Data records:
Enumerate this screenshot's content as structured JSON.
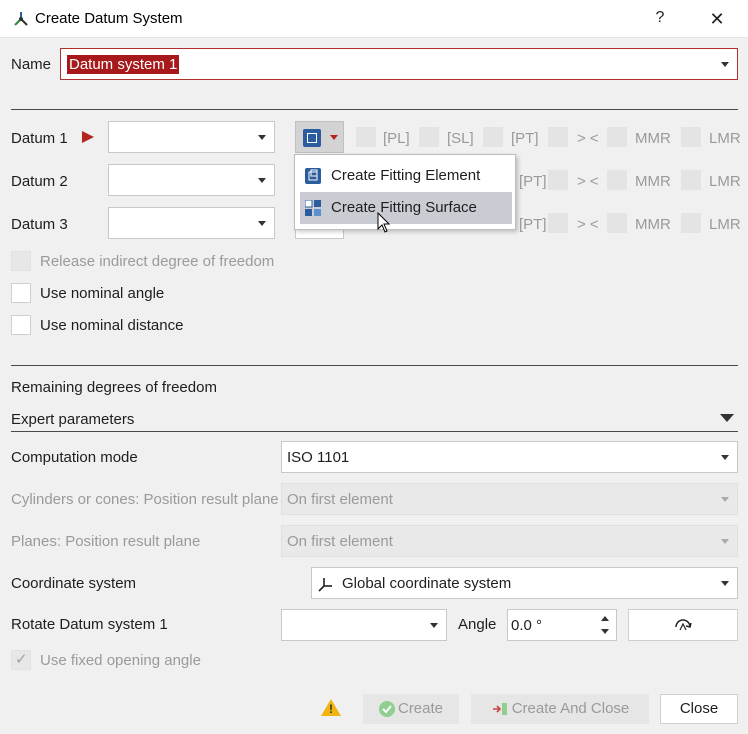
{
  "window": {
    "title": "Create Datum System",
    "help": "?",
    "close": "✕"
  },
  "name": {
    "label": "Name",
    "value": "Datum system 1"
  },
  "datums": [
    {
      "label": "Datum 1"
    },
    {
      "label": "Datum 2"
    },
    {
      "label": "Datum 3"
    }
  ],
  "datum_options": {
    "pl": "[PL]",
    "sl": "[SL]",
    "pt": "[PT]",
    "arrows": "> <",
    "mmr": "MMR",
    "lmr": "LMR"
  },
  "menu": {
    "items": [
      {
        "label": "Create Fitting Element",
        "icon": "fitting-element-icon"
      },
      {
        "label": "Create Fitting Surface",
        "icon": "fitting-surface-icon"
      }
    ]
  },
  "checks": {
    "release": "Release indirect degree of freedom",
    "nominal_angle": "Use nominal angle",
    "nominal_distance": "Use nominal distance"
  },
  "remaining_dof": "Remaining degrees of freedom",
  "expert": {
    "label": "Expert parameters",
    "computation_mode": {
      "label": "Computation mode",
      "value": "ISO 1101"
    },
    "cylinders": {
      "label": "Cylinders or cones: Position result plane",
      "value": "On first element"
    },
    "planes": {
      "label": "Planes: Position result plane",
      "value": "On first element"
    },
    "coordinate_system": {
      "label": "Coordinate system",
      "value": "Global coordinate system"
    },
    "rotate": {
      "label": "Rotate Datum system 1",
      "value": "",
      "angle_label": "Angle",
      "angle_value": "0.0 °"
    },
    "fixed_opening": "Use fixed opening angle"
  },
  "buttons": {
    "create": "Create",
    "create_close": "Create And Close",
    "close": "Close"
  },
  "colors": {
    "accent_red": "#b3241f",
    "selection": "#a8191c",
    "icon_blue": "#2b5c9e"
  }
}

---

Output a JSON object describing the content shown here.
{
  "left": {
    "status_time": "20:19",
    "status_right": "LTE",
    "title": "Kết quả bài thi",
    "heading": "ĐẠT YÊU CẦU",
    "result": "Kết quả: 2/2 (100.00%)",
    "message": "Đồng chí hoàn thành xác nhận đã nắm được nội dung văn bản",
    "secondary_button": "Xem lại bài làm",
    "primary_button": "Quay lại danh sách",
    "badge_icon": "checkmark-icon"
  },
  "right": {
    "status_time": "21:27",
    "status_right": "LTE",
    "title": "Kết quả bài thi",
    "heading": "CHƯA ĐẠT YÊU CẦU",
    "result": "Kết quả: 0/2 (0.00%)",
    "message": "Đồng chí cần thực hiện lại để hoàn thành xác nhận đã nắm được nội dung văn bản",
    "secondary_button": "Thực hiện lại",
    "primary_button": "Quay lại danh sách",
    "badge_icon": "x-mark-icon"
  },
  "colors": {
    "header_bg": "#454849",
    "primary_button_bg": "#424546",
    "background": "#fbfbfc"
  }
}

...

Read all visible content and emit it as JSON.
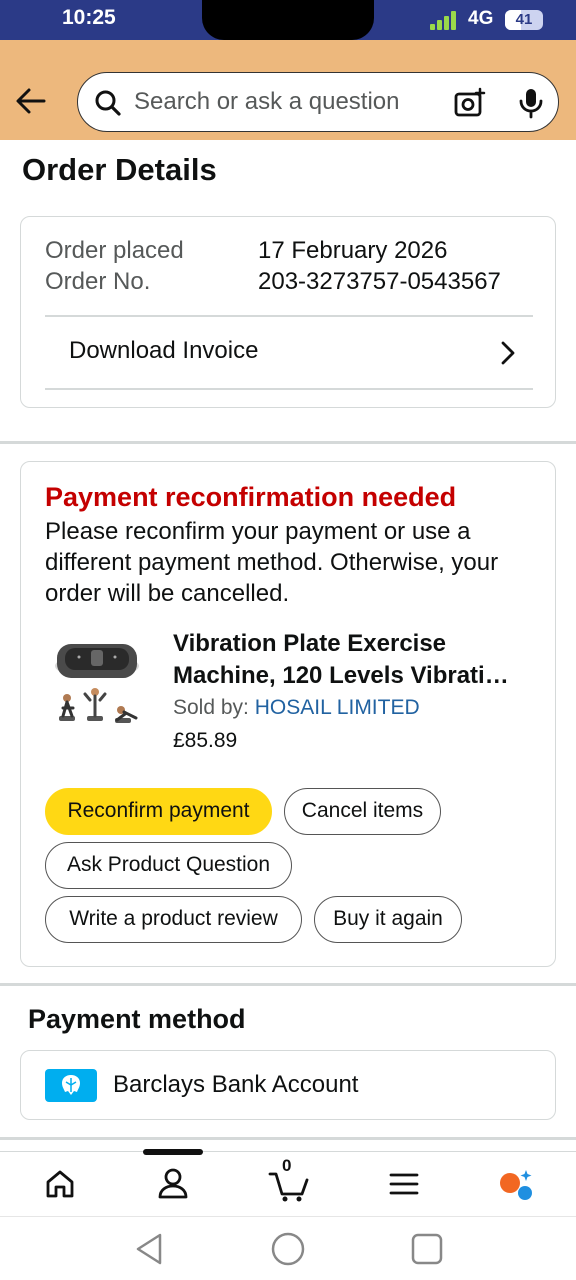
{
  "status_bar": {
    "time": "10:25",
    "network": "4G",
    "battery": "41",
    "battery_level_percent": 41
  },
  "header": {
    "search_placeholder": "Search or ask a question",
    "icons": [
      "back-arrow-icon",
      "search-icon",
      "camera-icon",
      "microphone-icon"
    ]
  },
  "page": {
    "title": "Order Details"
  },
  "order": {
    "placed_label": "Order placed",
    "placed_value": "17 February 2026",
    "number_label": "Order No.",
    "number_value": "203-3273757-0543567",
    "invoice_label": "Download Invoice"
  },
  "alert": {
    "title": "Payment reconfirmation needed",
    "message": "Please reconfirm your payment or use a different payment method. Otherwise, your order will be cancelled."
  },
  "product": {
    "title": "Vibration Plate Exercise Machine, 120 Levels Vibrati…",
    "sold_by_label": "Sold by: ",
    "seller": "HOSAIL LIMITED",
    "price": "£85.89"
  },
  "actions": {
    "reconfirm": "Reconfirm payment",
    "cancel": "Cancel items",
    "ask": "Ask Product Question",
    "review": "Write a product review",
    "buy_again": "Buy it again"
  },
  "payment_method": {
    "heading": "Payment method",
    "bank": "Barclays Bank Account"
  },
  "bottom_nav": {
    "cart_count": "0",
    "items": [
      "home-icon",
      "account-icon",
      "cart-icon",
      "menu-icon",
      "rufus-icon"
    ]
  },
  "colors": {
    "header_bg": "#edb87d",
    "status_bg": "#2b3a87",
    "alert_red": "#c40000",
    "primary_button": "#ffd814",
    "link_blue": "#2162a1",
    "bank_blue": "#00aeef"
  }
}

◆ **WRITTEN PROBLEM**: Return only the number of lines in the entries that contain the string "result".

◆ **ANSWER FOR THIS EXERCISE**: 4